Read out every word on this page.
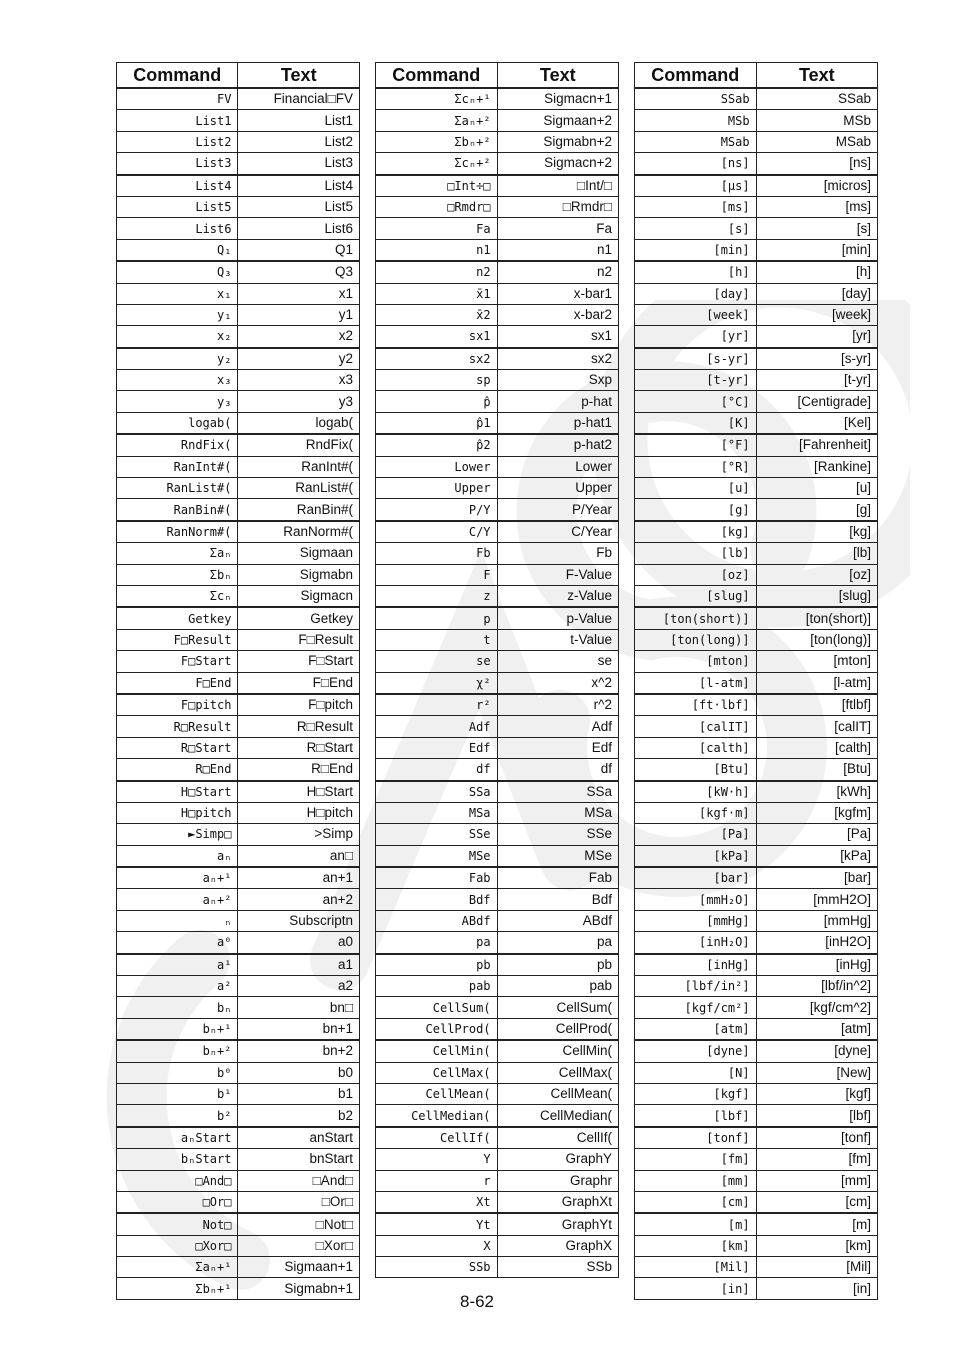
Command	Text
FV	Financial□FV
List1	List1
List2	List2
List3	List3
List4	List4
List5	List5
List6	List6
Q₁	Q1
Q₃	Q3
x₁	x1
y₁	y1
x₂	x2
y₂	y2
x₃	x3
y₃	y3
logab(	logab(
RndFix(	RndFix(
RanInt#(	RanInt#(
RanList#(	RanList#(
RanBin#(	RanBin#(
RanNorm#(	RanNorm#(
Σaₙ	Sigmaan
Σbₙ	Sigmabn
Σcₙ	Sigmacn
Getkey	Getkey
F□Result	F□Result
F□Start	F□Start
F□End	F□End
F□pitch	F□pitch
R□Result	R□Result
R□Start	R□Start
R□End	R□End
H□Start	H□Start
H□pitch	H□pitch
►Simp□	>Simp
aₙ	an□
aₙ+¹	an+1
aₙ+²	an+2
ₙ	Subscriptn
a⁰	a0
a¹	a1
a²	a2
bₙ	bn□
bₙ+¹	bn+1
bₙ+²	bn+2
b⁰	b0
b¹	b1
b²	b2
aₙStart	anStart
bₙStart	bnStart
□And□	□And□
□Or□	□Or□
Not□	□Not□
□Xor□	□Xor□
Σaₙ+¹	Sigmaan+1
Σbₙ+¹	Sigmabn+1
Command	Text
Σcₙ+¹	Sigmacn+1
Σaₙ+²	Sigmaan+2
Σbₙ+²	Sigmabn+2
Σcₙ+²	Sigmacn+2
□Int÷□	□Int/□
□Rmdr□	□Rmdr□
Fa	Fa
n1	n1
n2	n2
x̄1	x-bar1
x̄2	x-bar2
sx1	sx1
sx2	sx2
sp	Sxp
p̂	p-hat
p̂1	p-hat1
p̂2	p-hat2
Lower	Lower
Upper	Upper
P/Y	P/Year
C/Y	C/Year
Fb	Fb
F	F-Value
z	z-Value
p	p-Value
t	t-Value
se	se
χ²	x^2
r²	r^2
Adf	Adf
Edf	Edf
df	df
SSa	SSa
MSa	MSa
SSe	SSe
MSe	MSe
Fab	Fab
Bdf	Bdf
ABdf	ABdf
pa	pa
pb	pb
pab	pab
CellSum(	CellSum(
CellProd(	CellProd(
CellMin(	CellMin(
CellMax(	CellMax(
CellMean(	CellMean(
CellMedian(	CellMedian(
CellIf(	CellIf(
Y	GraphY
r	Graphr
Xt	GraphXt
Yt	GraphYt
X	GraphX
SSb	SSb
Command	Text
SSab	SSab
MSb	MSb
MSab	MSab
[ns]	[ns]
[μs]	[micros]
[ms]	[ms]
[s]	[s]
[min]	[min]
[h]	[h]
[day]	[day]
[week]	[week]
[yr]	[yr]
[s-yr]	[s-yr]
[t-yr]	[t-yr]
[°C]	[Centigrade]
[K]	[Kel]
[°F]	[Fahrenheit]
[°R]	[Rankine]
[u]	[u]
[g]	[g]
[kg]	[kg]
[lb]	[lb]
[oz]	[oz]
[slug]	[slug]
[ton(short)]	[ton(short)]
[ton(long)]	[ton(long)]
[mton]	[mton]
[l-atm]	[l-atm]
[ft·lbf]	[ftlbf]
[calIT]	[calIT]
[calth]	[calth]
[Btu]	[Btu]
[kW·h]	[kWh]
[kgf·m]	[kgfm]
[Pa]	[Pa]
[kPa]	[kPa]
[bar]	[bar]
[mmH₂O]	[mmH2O]
[mmHg]	[mmHg]
[inH₂O]	[inH2O]
[inHg]	[inHg]
[lbf/in²]	[lbf/in^2]
[kgf/cm²]	[kgf/cm^2]
[atm]	[atm]
[dyne]	[dyne]
[N]	[New]
[kgf]	[kgf]
[lbf]	[lbf]
[tonf]	[tonf]
[fm]	[fm]
[mm]	[mm]
[cm]	[cm]
[m]	[m]
[km]	[km]
[Mil]	[Mil]
[in]	[in]
8-62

------------------------------

*STATED TASK*. Identify and extract each line of the listing that contains "Sigmacn".

*SOLUTION TO THE PROBLEM*.
Σcₙ	Sigmacn
Σcₙ+¹	Sigmacn+1
Σcₙ+²	Sigmacn+2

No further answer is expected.